* _WHAT YOU NEED TO DO_
Copy out each line that mentions the word "PEOPLE".

* _MATERIAL FOR THE TASK_
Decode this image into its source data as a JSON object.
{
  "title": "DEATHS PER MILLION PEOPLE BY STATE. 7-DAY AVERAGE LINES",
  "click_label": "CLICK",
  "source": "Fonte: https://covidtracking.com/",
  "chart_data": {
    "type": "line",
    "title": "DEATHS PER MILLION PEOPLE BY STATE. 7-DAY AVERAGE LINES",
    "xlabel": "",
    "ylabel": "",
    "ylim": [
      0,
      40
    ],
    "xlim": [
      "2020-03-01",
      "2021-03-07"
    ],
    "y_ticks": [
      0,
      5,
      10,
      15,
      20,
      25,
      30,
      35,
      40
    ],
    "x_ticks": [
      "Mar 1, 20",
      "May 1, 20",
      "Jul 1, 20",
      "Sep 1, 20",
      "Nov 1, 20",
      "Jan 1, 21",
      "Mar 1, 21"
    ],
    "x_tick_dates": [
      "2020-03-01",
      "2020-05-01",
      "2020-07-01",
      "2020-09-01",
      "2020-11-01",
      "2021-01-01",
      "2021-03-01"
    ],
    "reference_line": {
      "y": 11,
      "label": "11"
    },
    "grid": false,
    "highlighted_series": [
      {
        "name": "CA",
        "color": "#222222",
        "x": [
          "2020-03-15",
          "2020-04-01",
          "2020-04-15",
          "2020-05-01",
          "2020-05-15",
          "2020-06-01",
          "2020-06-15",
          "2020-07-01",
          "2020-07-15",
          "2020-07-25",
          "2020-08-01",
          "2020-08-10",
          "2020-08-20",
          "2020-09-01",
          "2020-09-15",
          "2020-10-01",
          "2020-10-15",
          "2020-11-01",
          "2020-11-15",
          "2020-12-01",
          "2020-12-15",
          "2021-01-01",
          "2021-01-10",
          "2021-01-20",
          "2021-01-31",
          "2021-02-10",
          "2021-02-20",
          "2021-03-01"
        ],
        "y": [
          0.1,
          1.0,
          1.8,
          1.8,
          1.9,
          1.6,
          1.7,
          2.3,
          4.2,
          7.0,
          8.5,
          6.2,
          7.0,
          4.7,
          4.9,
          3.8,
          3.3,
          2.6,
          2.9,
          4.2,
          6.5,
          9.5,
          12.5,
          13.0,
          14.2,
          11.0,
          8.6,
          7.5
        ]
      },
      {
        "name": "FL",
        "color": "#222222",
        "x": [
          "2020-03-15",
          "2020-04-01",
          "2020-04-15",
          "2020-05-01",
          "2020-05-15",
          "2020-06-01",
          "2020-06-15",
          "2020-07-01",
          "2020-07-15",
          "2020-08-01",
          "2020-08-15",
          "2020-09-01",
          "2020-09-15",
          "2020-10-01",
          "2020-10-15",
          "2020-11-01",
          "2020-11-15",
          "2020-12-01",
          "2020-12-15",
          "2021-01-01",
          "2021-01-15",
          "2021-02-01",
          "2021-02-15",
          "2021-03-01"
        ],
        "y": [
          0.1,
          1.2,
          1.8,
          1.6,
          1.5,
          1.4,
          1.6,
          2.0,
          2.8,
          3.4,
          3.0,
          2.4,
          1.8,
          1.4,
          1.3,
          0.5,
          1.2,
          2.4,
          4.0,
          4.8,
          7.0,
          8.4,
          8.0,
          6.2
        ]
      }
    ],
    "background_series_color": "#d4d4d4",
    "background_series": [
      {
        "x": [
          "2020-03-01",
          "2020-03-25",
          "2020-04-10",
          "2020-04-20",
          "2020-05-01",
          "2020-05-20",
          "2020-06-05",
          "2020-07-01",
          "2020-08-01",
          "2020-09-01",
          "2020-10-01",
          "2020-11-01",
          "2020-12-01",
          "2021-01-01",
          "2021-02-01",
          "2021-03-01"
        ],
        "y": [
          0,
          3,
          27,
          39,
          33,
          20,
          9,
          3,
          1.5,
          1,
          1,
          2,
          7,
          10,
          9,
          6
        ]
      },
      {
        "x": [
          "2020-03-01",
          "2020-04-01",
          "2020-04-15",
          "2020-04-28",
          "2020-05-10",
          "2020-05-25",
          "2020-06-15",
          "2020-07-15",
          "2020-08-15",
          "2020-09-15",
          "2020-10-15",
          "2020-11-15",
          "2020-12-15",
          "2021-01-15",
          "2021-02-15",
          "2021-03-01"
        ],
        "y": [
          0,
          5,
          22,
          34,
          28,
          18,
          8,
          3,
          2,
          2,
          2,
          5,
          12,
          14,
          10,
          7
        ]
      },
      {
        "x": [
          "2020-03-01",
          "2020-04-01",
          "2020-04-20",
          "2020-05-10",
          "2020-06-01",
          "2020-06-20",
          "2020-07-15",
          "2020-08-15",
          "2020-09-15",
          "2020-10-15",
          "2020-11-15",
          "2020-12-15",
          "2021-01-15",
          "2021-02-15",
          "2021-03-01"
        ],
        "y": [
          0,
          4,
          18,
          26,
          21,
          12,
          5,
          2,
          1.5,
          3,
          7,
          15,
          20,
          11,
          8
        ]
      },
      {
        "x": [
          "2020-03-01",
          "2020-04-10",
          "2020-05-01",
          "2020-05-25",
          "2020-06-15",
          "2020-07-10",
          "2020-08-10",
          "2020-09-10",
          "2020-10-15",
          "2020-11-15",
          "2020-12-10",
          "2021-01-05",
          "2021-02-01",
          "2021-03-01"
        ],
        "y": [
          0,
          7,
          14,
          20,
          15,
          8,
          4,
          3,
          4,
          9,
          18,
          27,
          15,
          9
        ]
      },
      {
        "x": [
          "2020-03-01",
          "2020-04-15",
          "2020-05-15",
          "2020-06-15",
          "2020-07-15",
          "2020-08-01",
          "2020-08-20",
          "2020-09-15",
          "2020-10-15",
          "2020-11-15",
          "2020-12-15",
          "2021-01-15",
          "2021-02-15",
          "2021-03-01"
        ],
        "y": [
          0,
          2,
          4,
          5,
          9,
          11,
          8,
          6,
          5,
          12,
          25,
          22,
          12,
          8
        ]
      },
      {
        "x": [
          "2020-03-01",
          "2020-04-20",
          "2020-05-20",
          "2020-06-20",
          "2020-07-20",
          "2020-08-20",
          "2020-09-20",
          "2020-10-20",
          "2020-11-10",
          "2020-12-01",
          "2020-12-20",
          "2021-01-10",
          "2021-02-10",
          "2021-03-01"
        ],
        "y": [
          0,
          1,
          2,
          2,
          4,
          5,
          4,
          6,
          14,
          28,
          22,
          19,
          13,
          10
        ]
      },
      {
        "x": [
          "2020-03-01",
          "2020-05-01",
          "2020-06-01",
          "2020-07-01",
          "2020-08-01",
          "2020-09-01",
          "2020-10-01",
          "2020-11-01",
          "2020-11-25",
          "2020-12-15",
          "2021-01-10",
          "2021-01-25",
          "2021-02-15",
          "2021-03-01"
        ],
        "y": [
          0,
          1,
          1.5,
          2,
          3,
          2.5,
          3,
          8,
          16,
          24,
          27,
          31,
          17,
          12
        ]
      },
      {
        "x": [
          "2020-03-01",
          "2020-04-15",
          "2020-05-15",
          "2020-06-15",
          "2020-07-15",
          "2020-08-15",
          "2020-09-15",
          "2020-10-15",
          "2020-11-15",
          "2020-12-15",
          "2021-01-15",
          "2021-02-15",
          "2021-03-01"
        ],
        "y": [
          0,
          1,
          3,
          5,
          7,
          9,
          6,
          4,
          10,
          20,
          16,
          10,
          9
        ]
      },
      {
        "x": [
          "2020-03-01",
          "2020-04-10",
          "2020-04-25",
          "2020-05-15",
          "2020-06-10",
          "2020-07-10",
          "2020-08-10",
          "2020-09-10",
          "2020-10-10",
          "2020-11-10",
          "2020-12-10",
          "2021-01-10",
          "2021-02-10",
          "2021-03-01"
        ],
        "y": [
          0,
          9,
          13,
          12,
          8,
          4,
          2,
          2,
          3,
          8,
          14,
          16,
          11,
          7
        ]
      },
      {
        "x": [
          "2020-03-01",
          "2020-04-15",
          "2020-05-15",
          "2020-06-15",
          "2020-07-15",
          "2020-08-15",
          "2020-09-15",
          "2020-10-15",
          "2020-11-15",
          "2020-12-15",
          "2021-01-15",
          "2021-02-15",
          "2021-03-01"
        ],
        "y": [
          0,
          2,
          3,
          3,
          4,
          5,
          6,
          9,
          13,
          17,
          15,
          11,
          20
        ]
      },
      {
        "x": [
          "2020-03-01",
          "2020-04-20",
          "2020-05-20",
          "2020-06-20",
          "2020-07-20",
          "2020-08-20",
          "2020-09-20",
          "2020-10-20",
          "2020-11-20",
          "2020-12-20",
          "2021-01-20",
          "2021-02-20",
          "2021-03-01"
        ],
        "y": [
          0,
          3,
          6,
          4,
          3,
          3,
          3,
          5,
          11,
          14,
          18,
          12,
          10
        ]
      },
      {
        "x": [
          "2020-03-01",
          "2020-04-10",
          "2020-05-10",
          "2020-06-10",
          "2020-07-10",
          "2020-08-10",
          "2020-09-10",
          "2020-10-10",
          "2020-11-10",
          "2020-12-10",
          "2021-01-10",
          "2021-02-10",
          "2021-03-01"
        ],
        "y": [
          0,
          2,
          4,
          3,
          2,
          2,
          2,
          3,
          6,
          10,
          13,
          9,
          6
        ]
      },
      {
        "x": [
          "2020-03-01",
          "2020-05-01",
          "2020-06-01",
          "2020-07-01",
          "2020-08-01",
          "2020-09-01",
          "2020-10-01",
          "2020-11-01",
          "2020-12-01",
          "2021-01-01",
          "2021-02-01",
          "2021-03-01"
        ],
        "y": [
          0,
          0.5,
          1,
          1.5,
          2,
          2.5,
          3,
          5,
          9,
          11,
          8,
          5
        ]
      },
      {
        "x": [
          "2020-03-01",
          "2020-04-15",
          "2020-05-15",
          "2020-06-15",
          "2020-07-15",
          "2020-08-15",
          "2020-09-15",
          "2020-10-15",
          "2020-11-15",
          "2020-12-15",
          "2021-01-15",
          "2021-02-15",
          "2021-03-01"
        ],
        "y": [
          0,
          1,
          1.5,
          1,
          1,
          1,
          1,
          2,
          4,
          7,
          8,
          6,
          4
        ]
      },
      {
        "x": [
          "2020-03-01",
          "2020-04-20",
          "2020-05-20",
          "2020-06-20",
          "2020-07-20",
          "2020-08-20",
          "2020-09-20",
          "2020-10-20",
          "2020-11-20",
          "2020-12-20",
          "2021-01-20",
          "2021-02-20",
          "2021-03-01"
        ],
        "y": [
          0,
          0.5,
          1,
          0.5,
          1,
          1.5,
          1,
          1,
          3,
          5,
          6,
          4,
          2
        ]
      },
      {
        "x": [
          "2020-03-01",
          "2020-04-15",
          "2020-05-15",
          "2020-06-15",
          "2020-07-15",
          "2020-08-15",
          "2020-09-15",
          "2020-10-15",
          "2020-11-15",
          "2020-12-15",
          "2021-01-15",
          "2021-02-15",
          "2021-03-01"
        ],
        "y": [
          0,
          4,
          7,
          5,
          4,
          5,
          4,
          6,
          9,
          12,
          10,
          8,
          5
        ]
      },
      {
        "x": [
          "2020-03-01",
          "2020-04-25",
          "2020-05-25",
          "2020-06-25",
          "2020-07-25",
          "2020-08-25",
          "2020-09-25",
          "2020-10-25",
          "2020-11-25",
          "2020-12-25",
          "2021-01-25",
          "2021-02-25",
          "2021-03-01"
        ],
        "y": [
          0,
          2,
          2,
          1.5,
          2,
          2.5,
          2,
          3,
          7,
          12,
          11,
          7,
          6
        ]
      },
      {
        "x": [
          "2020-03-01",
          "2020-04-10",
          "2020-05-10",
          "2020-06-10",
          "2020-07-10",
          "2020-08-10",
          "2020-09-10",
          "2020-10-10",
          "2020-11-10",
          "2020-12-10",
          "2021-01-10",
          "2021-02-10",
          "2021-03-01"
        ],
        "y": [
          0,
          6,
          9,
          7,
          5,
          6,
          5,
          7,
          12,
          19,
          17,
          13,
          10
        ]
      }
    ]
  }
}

* _THE REPLY_
  "title": "DEATHS PER MILLION PEOPLE BY STATE. 7-DAY AVERAGE LINES",
    "title": "DEATHS PER MILLION PEOPLE BY STATE. 7-DAY AVERAGE LINES",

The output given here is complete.